## Problem statement:
Every line with the string "values" should be gathered.

## Entries:
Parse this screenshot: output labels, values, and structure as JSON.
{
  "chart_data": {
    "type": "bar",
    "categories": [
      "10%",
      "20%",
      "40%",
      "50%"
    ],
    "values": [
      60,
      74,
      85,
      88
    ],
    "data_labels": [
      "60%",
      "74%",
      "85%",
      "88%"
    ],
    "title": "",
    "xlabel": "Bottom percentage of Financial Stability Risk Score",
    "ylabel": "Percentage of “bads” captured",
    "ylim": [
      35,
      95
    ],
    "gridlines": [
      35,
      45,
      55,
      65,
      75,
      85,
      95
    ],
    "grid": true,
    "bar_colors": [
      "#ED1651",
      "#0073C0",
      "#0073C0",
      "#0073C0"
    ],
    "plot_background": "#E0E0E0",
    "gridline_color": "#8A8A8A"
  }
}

## Solution to this exercise:
Parse this screenshot: output labels, values, and structure as JSON.
    "values": [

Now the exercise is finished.